▶ **ACTIONS TO TAKE**
1 > In the passage about Hebrew Helpers, which publication carried the ad Shotz placed for Hebrew lessons?
2 > Continue the passage about Hebrew Helpers, starting after its final sentence.

▶ **SUPPLIED TEXT**
#####

The story of Hebrew Helpers is one that only Hollywood could create: Shotz, 34, arrived in L.A. from New York in 2002, having worked for five years as a theater company manager on Broadway. Despite Shotz’s success in New York — he toured with the Tony Award-winning revival of “Kiss Me Kate” and Tom Stoppard’s “The Real Thing” — securing a job in film was no easy task. Short on cash, Shotz, who had given Hebrew lessons since high school and minored in the language as an undergraduate at the University of Pennsylvania, took out an ad in L.A.’s local Jewish weekly, the Jewish Journal. He garnered three students, and within a few months he was getting calls from dozens of parents who sought his services — many of whom hailed from the newly formed spiritual community IKAR. By the time Shotz landed a full-time job as a script development assistant at Cheyenne Enterprises, a production company helmed by actor Bruce Willis and former William Morris Agency president Arnold Rifkin, he was tutoring eight kids on Sundays.

#####

▶ **DATA EXCERPTS**

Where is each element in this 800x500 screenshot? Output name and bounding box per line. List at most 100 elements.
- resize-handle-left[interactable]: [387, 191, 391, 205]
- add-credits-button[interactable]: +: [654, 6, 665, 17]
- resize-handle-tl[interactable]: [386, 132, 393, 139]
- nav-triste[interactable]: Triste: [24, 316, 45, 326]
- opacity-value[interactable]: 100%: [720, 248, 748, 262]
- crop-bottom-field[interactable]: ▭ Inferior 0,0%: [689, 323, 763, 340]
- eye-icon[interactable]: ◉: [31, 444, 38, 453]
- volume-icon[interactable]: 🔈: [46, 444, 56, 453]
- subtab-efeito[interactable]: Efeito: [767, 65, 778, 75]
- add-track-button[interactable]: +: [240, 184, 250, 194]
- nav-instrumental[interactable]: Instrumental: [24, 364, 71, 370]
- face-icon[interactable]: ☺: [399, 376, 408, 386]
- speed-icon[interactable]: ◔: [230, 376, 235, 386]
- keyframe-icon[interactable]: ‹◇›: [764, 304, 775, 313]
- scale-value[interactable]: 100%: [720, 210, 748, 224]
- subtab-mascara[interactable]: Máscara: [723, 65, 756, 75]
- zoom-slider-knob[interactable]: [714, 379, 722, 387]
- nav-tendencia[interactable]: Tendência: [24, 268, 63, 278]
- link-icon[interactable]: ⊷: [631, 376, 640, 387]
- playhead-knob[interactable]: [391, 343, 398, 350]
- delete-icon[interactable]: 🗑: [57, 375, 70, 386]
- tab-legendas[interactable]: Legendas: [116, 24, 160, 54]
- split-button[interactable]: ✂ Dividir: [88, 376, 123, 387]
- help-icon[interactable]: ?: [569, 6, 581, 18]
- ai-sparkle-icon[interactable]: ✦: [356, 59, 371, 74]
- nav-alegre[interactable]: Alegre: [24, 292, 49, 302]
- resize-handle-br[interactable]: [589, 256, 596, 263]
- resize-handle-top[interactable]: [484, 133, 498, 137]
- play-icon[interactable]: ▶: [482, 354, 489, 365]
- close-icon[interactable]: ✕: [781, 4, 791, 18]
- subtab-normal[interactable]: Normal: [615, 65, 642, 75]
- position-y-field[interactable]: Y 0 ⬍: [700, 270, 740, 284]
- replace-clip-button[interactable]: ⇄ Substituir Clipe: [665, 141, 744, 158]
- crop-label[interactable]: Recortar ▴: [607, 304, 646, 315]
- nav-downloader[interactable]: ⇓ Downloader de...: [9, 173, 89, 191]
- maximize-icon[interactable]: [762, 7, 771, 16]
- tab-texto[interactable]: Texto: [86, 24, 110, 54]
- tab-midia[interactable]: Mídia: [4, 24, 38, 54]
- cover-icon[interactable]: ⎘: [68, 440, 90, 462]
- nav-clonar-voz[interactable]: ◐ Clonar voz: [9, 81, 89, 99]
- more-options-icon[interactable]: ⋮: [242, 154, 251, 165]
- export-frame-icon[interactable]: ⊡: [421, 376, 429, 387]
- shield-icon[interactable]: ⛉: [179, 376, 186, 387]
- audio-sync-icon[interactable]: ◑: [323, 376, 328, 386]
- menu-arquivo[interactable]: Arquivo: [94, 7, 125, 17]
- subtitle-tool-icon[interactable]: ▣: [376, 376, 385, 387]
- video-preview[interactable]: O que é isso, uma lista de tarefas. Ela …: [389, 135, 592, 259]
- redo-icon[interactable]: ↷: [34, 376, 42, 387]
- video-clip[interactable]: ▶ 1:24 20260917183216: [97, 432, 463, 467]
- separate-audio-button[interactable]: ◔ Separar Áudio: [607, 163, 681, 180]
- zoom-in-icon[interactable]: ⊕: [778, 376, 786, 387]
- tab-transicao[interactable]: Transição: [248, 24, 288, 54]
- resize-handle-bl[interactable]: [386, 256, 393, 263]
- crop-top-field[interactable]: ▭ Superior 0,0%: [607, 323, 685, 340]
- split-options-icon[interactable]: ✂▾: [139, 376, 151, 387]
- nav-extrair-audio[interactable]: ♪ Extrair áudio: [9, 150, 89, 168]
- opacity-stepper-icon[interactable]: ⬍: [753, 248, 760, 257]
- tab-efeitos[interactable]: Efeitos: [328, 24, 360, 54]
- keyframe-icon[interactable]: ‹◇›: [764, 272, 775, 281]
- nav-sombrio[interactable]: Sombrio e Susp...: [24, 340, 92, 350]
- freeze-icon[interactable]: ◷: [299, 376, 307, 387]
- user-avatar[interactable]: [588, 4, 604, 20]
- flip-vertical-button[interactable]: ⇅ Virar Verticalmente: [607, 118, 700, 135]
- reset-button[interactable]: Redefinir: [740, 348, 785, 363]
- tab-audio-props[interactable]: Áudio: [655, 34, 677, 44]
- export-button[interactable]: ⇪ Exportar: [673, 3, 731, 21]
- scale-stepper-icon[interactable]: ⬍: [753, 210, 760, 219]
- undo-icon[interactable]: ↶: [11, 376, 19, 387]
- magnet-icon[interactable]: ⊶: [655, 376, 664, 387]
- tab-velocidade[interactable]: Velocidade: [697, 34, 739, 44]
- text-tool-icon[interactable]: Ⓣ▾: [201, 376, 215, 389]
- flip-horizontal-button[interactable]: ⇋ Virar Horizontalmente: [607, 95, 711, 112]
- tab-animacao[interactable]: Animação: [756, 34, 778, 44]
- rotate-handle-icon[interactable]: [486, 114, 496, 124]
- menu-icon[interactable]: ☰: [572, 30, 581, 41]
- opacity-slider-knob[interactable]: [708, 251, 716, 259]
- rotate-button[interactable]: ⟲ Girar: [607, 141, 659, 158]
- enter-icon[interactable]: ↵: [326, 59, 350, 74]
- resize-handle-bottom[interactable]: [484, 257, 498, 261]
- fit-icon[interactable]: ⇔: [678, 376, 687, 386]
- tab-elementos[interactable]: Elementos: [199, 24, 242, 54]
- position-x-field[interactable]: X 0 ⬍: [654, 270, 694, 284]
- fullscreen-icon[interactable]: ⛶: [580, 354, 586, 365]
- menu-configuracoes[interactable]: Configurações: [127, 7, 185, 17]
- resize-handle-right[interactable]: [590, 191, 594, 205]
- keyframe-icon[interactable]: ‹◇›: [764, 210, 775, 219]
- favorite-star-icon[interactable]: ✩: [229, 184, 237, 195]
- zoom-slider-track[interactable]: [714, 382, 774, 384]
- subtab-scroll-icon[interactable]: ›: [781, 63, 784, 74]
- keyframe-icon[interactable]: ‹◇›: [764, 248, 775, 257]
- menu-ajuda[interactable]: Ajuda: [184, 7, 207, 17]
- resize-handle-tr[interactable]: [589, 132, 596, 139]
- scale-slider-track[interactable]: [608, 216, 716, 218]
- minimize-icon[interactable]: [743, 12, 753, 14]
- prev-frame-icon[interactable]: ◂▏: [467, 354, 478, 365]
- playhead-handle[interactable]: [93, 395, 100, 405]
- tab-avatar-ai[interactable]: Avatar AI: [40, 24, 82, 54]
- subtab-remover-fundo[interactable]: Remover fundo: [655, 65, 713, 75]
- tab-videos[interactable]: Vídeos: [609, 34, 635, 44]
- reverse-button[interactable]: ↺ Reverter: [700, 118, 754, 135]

#####

▶ **RESPONSES**
1 > The Jewish Journal, L.A.'s local Jewish weekly.

2 >
“Even when I was working on Broadway, I would tutor before a Sunday matinee,” Shotz said. “You feel like you have something outside of the grind of the entertainment business that has meaning.”

Shotz, who now works as vice president of television development for Rifkin-Eberts Productions, decided in the winter of 2004 that it was time to start his own business. He currently employs nine tutors, the majority of whom work, in some capacity, in show business. Among his tutors are aspiring feature film director Nick Weiss (brother of Forward staff writer Anthony Weiss) and Debbie Jaffe and Ruthie Frank, both actresses. “They’re all bursting with creative energy,” Shotz said. This, he added, translates into a lively Hebrew learning experience for the kids.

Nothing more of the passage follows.